• Task statement: Copy all of the material below exactly.

* Begin *

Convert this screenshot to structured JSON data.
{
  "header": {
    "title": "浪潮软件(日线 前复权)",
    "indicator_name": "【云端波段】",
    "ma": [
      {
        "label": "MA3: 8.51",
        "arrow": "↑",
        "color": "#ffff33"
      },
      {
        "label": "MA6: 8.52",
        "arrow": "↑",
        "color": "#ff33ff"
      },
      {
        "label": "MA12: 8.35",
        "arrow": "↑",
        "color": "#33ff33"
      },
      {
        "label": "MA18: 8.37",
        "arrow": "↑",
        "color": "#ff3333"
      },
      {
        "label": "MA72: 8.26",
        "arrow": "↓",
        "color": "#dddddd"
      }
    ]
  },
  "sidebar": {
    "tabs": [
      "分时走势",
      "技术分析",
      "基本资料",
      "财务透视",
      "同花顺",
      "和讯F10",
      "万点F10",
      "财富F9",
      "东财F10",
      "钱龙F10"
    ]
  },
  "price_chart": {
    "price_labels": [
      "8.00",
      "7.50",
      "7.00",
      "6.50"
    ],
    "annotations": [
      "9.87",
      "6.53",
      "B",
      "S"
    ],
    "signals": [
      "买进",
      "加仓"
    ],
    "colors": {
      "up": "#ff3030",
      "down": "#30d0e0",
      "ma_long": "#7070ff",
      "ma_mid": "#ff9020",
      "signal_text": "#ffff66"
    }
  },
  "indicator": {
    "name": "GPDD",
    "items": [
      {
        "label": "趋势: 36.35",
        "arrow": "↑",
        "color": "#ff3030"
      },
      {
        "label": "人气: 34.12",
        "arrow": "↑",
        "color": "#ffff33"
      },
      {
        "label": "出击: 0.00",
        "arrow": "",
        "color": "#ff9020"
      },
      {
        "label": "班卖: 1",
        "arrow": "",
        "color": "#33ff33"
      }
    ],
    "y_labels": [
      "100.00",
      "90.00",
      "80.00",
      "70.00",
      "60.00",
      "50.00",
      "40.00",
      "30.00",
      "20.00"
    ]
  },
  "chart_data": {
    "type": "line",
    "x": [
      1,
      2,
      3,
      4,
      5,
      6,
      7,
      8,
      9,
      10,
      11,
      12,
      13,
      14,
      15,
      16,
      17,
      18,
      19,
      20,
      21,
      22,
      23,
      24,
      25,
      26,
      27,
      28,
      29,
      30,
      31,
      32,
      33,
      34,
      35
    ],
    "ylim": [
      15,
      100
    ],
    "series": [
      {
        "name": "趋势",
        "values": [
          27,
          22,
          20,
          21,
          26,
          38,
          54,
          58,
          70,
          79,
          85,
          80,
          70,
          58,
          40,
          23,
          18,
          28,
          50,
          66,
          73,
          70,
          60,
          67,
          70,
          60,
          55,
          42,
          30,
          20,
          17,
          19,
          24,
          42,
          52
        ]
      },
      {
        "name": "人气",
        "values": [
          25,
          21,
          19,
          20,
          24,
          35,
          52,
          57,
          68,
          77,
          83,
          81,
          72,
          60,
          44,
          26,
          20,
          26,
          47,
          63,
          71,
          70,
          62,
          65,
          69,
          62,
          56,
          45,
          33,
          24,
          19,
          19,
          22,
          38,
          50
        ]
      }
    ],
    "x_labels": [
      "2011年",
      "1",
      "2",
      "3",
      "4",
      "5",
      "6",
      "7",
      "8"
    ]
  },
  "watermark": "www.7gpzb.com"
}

* End *

• Correct result:
Convert this screenshot to structured JSON data.
{
  "header": {
    "title": "浪潮软件(日线 前复权)",
    "indicator_name": "【云端波段】",
    "ma": [
      {
        "label": "MA3: 8.51",
        "arrow": "↑",
        "color": "#ffff33"
      },
      {
        "label": "MA6: 8.52",
        "arrow": "↑",
        "color": "#ff33ff"
      },
      {
        "label": "MA12: 8.35",
        "arrow": "↑",
        "color": "#33ff33"
      },
      {
        "label": "MA18: 8.37",
        "arrow": "↑",
        "color": "#ff3333"
      },
      {
        "label": "MA72: 8.26",
        "arrow": "↓",
        "color": "#dddddd"
      }
    ]
  },
  "sidebar": {
    "tabs": [
      "分时走势",
      "技术分析",
      "基本资料",
      "财务透视",
      "同花顺",
      "和讯F10",
      "万点F10",
      "财富F9",
      "东财F10",
      "钱龙F10"
    ]
  },
  "price_chart": {
    "price_labels": [
      "8.00",
      "7.50",
      "7.00",
      "6.50"
    ],
    "annotations": [
      "9.87",
      "6.53",
      "B",
      "S"
    ],
    "signals": [
      "买进",
      "加仓"
    ],
    "colors": {
      "up": "#ff3030",
      "down": "#30d0e0",
      "ma_long": "#7070ff",
      "ma_mid": "#ff9020",
      "signal_text": "#ffff66"
    }
  },
  "indicator": {
    "name": "GPDD",
    "items": [
      {
        "label": "趋势: 36.35",
        "arrow": "↑",
        "color": "#ff3030"
      },
      {
        "label": "人气: 34.12",
        "arrow": "↑",
        "color": "#ffff33"
      },
      {
        "label": "出击: 0.00",
        "arrow": "",
        "color": "#ff9020"
      },
      {
        "label": "班卖: 1",
        "arrow": "",
        "color": "#33ff33"
      }
    ],
    "y_labels": [
      "100.00",
      "90.00",
      "80.00",
      "70.00",
      "60.00",
      "50.00",
      "40.00",
      "30.00",
      "20.00"
    ]
  },
  "chart_data": {
    "type": "line",
    "x": [
      1,
      2,
      3,
      4,
      5,
      6,
      7,
      8,
      9,
      10,
      11,
      12,
      13,
      14,
      15,
      16,
      17,
      18,
      19,
      20,
      21,
      22,
      23,
      24,
      25,
      26,
      27,
      28,
      29,
      30,
      31,
      32,
      33,
      34,
      35
    ],
    "ylim": [
      15,
      100
    ],
    "series": [
      {
        "name": "趋势",
        "values": [
          27,
          22,
          20,
          21,
          26,
          38,
          54,
          58,
          70,
          79,
          85,
          80,
          70,
          58,
          40,
          23,
          18,
          28,
          50,
          66,
          73,
          70,
          60,
          67,
          70,
          60,
          55,
          42,
          30,
          20,
          17,
          19,
          24,
          42,
          52
        ]
      },
      {
        "name": "人气",
        "values": [
          25,
          21,
          19,
          20,
          24,
          35,
          52,
          57,
          68,
          77,
          83,
          81,
          72,
          60,
          44,
          26,
          20,
          26,
          47,
          63,
          71,
          70,
          62,
          65,
          69,
          62,
          56,
          45,
          33,
          24,
          19,
          19,
          22,
          38,
          50
        ]
      }
    ],
    "x_labels": [
      "2011年",
      "1",
      "2",
      "3",
      "4",
      "5",
      "6",
      "7",
      "8"
    ]
  },
  "watermark": "www.7gpzb.com"
}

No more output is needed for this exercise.